Saved entries:

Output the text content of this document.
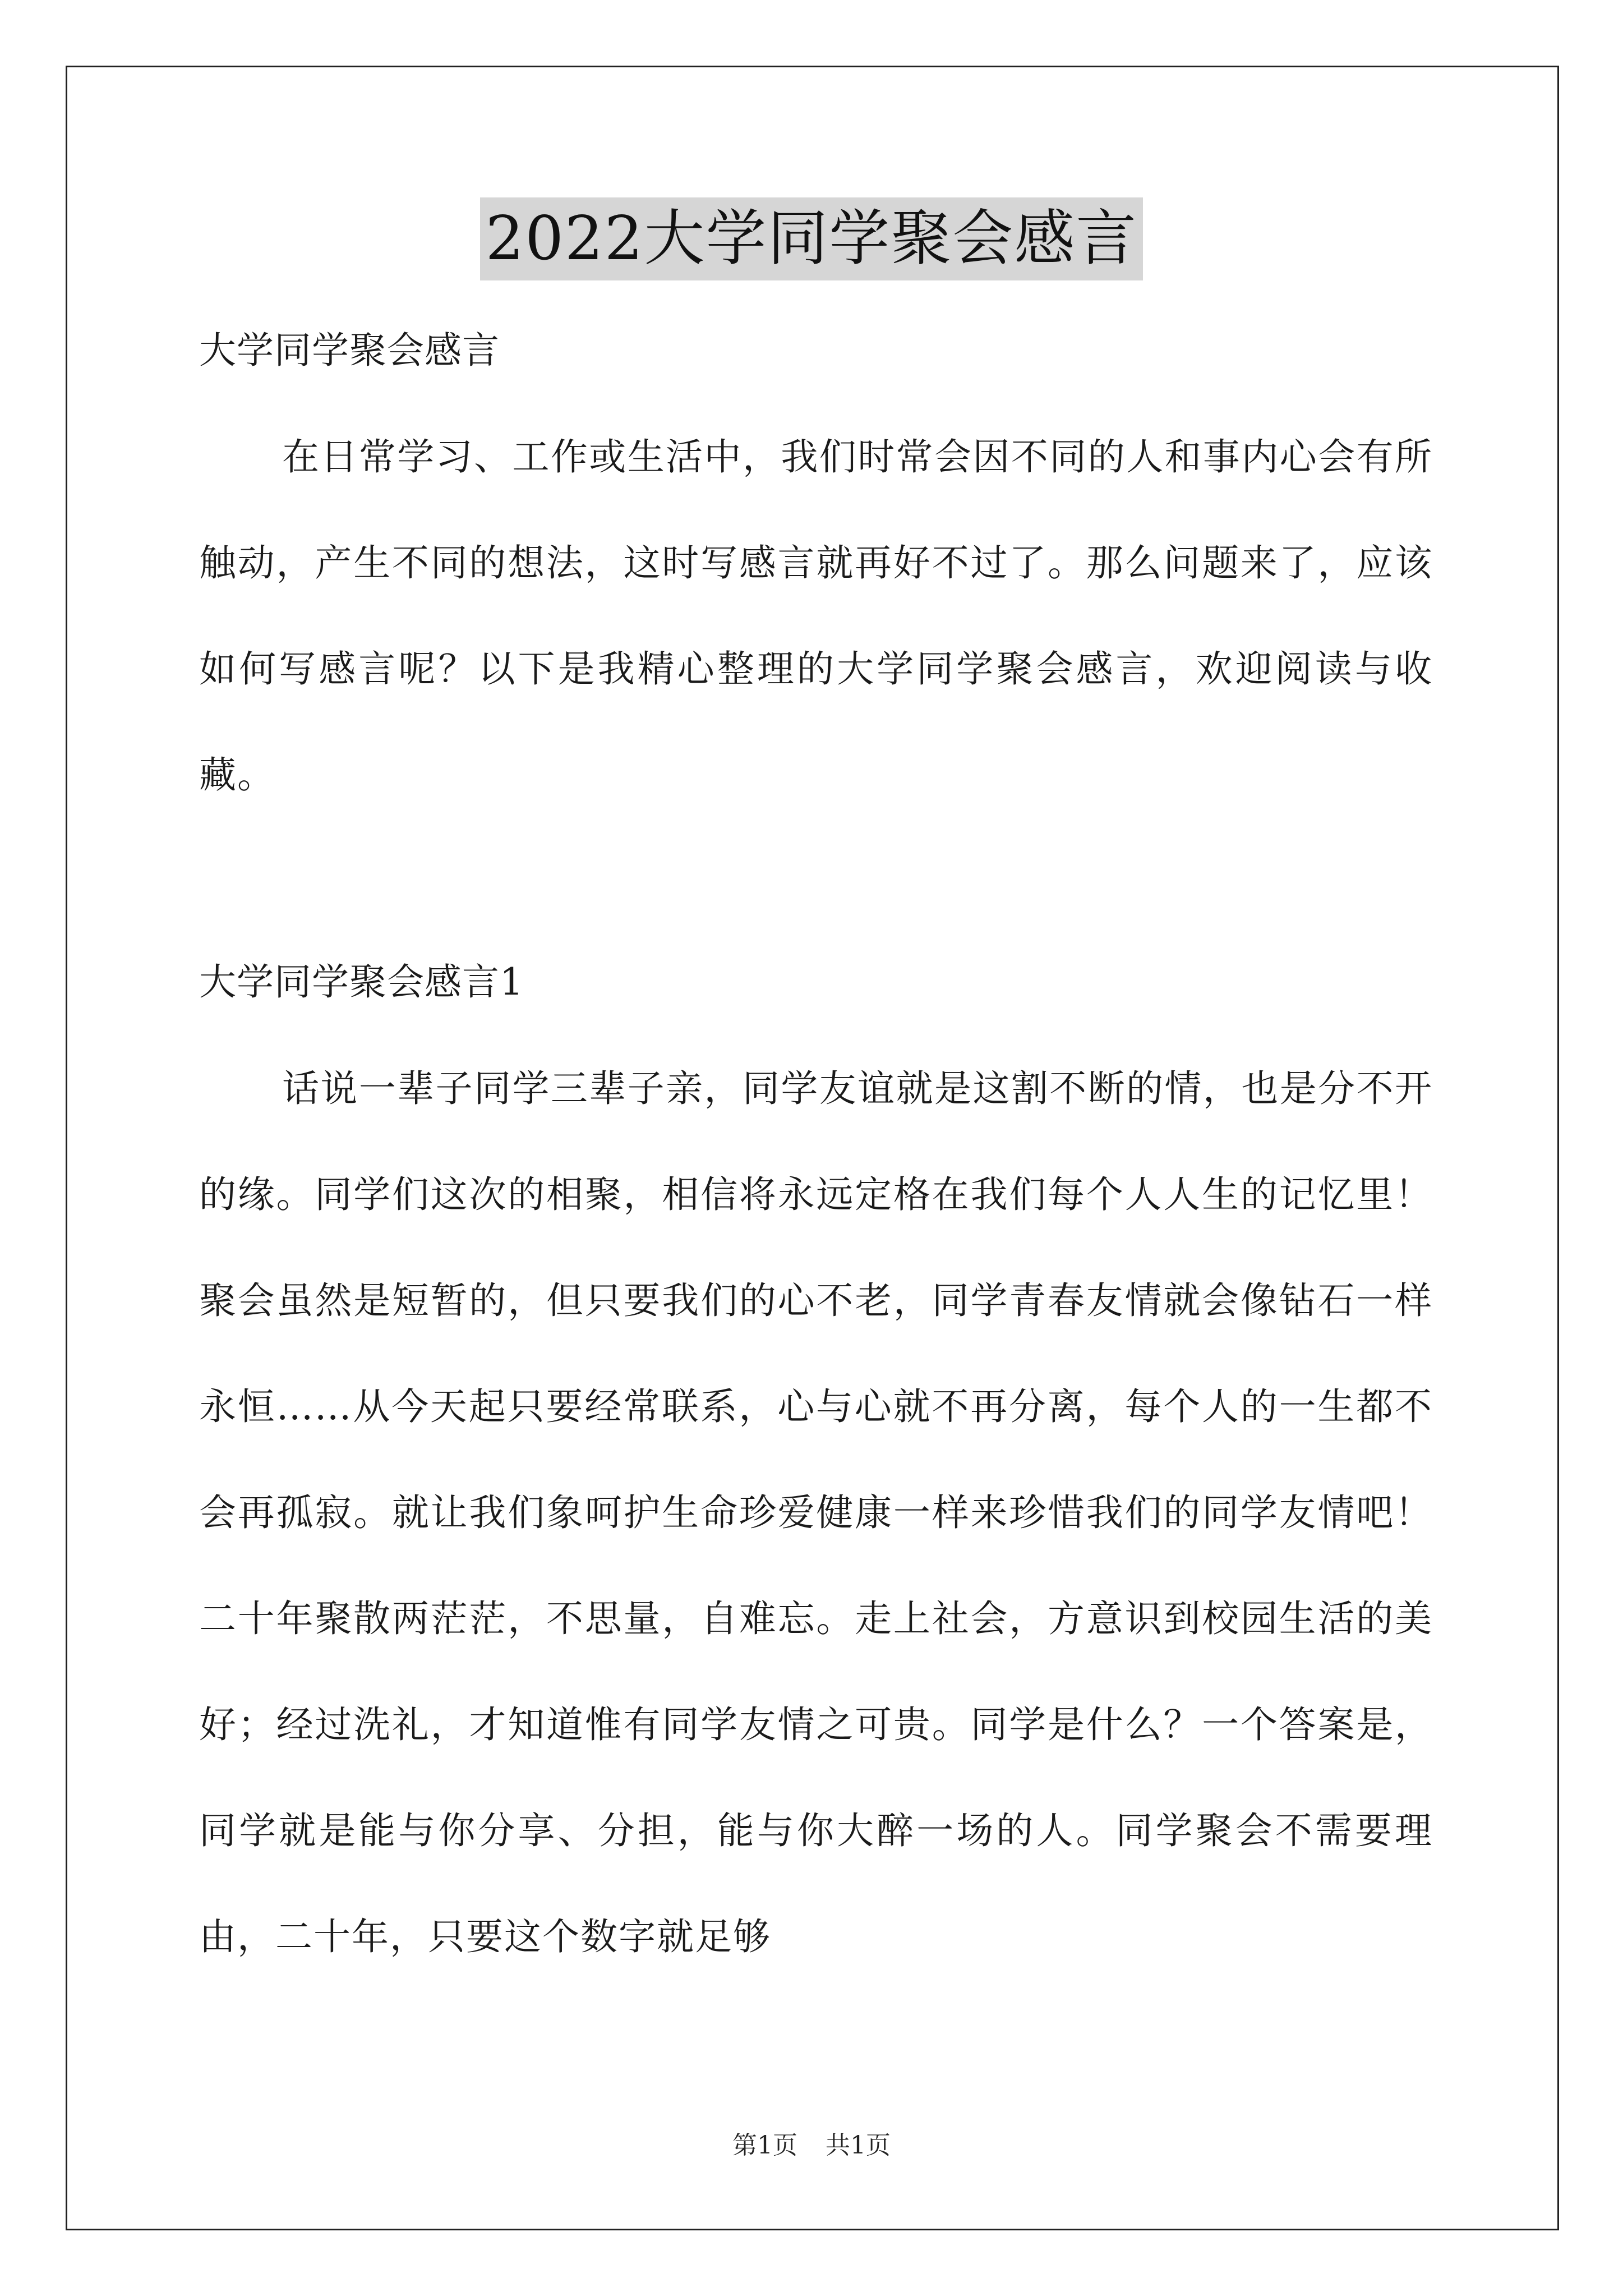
2022大学同学聚会感言
大学同学聚会感言

在日常学习、工作或生活中，我们时常会因不同的人和事内心会有所触动，产生不同的想法，这时写感言就再好不过了。那么问题来了，应该如何写感言呢？以下是我精心整理的大学同学聚会感言，欢迎阅读与收藏。

大学同学聚会感言1

话说一辈子同学三辈子亲，同学友谊就是这割不断的情，也是分不开的缘。同学们这次的相聚，相信将永远定格在我们每个人人生的记忆里！聚会虽然是短暂的，但只要我们的心不老，同学青春友情就会像钻石一样永恒……从今天起只要经常联系，心与心就不再分离，每个人的一生都不会再孤寂。就让我们象呵护生命珍爱健康一样来珍惜我们的同学友情吧！二十年聚散两茫茫，不思量，自难忘。走上社会，方意识到校园生活的美好；经过洗礼，才知道惟有同学友情之可贵。同学是什么？一个答案是，同学就是能与你分享、分担，能与你大醉一场的人。同学聚会不需要理由，二十年，只要这个数字就足够

第1页 共1页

Problem details: Repeat the data exactly, dropping every picture it holds.

Task result:
Output the text content of this document.
2022大学同学聚会感言
大学同学聚会感言

在日常学习、工作或生活中，我们时常会因不同的人和事内心会有所触动，产生不同的想法，这时写感言就再好不过了。那么问题来了，应该如何写感言呢？以下是我精心整理的大学同学聚会感言，欢迎阅读与收藏。

大学同学聚会感言1

话说一辈子同学三辈子亲，同学友谊就是这割不断的情，也是分不开的缘。同学们这次的相聚，相信将永远定格在我们每个人人生的记忆里！聚会虽然是短暂的，但只要我们的心不老，同学青春友情就会像钻石一样永恒……从今天起只要经常联系，心与心就不再分离，每个人的一生都不会再孤寂。就让我们象呵护生命珍爱健康一样来珍惜我们的同学友情吧！二十年聚散两茫茫，不思量，自难忘。走上社会，方意识到校园生活的美好；经过洗礼，才知道惟有同学友情之可贵。同学是什么？一个答案是，同学就是能与你分享、分担，能与你大醉一场的人。同学聚会不需要理由，二十年，只要这个数字就足够

第1页 共1页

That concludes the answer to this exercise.